## The input
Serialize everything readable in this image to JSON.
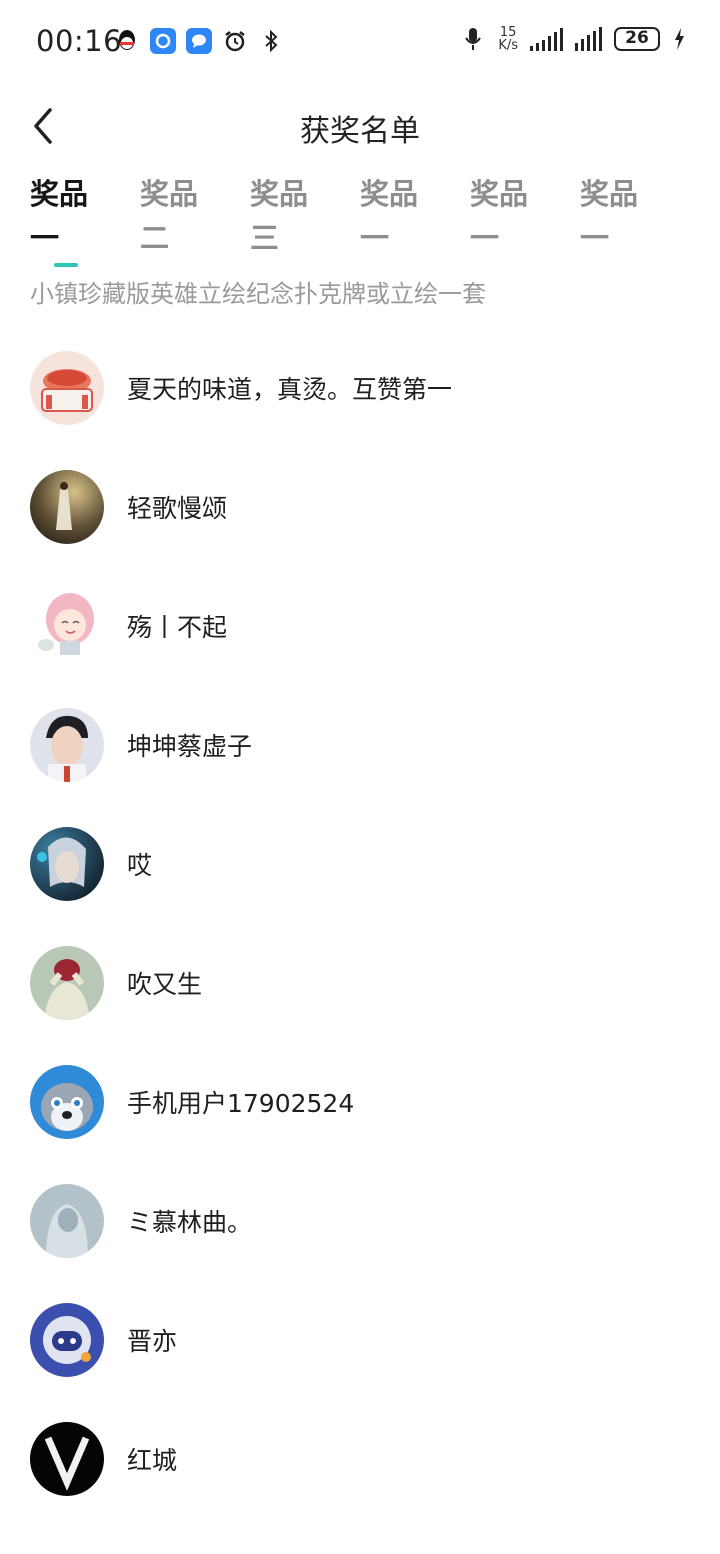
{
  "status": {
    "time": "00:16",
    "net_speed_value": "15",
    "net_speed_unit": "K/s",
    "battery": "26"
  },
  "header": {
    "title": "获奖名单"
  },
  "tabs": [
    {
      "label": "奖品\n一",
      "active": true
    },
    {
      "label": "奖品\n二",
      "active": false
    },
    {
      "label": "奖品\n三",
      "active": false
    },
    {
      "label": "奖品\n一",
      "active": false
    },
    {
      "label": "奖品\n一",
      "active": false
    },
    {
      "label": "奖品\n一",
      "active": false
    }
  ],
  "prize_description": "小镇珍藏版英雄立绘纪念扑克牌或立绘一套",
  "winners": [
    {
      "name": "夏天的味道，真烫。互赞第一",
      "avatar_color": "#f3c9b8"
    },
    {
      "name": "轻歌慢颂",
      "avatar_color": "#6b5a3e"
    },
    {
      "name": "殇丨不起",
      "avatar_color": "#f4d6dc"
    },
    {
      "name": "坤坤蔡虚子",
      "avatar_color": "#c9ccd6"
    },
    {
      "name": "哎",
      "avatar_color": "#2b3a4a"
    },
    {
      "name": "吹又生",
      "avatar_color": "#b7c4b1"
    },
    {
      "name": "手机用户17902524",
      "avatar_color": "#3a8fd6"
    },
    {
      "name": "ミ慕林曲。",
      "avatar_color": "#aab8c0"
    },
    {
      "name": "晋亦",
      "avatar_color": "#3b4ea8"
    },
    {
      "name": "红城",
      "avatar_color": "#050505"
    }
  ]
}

## Your task
Copy every record above exactly, leaving out the pictures.

## Reply
Serialize everything readable in this image to JSON.
{
  "status": {
    "time": "00:16",
    "net_speed_value": "15",
    "net_speed_unit": "K/s",
    "battery": "26"
  },
  "header": {
    "title": "获奖名单"
  },
  "tabs": [
    {
      "label": "奖品\n一",
      "active": true
    },
    {
      "label": "奖品\n二",
      "active": false
    },
    {
      "label": "奖品\n三",
      "active": false
    },
    {
      "label": "奖品\n一",
      "active": false
    },
    {
      "label": "奖品\n一",
      "active": false
    },
    {
      "label": "奖品\n一",
      "active": false
    }
  ],
  "prize_description": "小镇珍藏版英雄立绘纪念扑克牌或立绘一套",
  "winners": [
    {
      "name": "夏天的味道，真烫。互赞第一",
      "avatar_color": "#f3c9b8"
    },
    {
      "name": "轻歌慢颂",
      "avatar_color": "#6b5a3e"
    },
    {
      "name": "殇丨不起",
      "avatar_color": "#f4d6dc"
    },
    {
      "name": "坤坤蔡虚子",
      "avatar_color": "#c9ccd6"
    },
    {
      "name": "哎",
      "avatar_color": "#2b3a4a"
    },
    {
      "name": "吹又生",
      "avatar_color": "#b7c4b1"
    },
    {
      "name": "手机用户17902524",
      "avatar_color": "#3a8fd6"
    },
    {
      "name": "ミ慕林曲。",
      "avatar_color": "#aab8c0"
    },
    {
      "name": "晋亦",
      "avatar_color": "#3b4ea8"
    },
    {
      "name": "红城",
      "avatar_color": "#050505"
    }
  ]
}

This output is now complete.